BRIEF: Everything in the listing should be restated word for word.

Extracted records
--- start ---

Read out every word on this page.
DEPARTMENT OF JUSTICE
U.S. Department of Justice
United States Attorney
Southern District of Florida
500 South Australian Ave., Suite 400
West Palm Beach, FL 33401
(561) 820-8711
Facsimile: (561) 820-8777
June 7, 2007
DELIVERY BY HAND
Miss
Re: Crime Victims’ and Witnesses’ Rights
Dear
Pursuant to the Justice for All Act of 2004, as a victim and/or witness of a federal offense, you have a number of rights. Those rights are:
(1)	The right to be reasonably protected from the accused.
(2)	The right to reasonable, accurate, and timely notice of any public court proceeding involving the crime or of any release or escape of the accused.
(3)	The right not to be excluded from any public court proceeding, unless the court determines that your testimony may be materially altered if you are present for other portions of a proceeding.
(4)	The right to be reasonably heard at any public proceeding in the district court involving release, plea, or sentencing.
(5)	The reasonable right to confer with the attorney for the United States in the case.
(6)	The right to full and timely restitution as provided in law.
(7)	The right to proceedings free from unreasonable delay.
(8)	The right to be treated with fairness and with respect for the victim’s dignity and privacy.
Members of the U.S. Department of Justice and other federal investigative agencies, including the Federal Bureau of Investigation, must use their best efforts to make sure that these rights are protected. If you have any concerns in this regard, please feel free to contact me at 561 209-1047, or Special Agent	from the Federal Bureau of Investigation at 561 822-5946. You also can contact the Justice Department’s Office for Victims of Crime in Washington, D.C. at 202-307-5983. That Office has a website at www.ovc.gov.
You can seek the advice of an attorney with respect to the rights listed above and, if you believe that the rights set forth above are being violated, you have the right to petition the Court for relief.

--- end ---

WRITTEN SOLUTION:
Read out every word on this page.
DEPARTMENT OF JUSTICE
U.S. Department of Justice
United States Attorney
Southern District of Florida
500 South Australian Ave., Suite 400
West Palm Beach, FL 33401
(561) 820-8711
Facsimile: (561) 820-8777
June 7, 2007
DELIVERY BY HAND
Miss
Re: Crime Victims’ and Witnesses’ Rights
Dear
Pursuant to the Justice for All Act of 2004, as a victim and/or witness of a federal offense, you have a number of rights. Those rights are:
(1)	The right to be reasonably protected from the accused.
(2)	The right to reasonable, accurate, and timely notice of any public court proceeding involving the crime or of any release or escape of the accused.
(3)	The right not to be excluded from any public court proceeding, unless the court determines that your testimony may be materially altered if you are present for other portions of a proceeding.
(4)	The right to be reasonably heard at any public proceeding in the district court involving release, plea, or sentencing.
(5)	The reasonable right to confer with the attorney for the United States in the case.
(6)	The right to full and timely restitution as provided in law.
(7)	The right to proceedings free from unreasonable delay.
(8)	The right to be treated with fairness and with respect for the victim’s dignity and privacy.
Members of the U.S. Department of Justice and other federal investigative agencies, including the Federal Bureau of Investigation, must use their best efforts to make sure that these rights are protected. If you have any concerns in this regard, please feel free to contact me at 561 209-1047, or Special Agent	from the Federal Bureau of Investigation at 561 822-5946. You also can contact the Justice Department’s Office for Victims of Crime in Washington, D.C. at 202-307-5983. That Office has a website at www.ovc.gov.
You can seek the advice of an attorney with respect to the rights listed above and, if you believe that the rights set forth above are being violated, you have the right to petition the Court for relief.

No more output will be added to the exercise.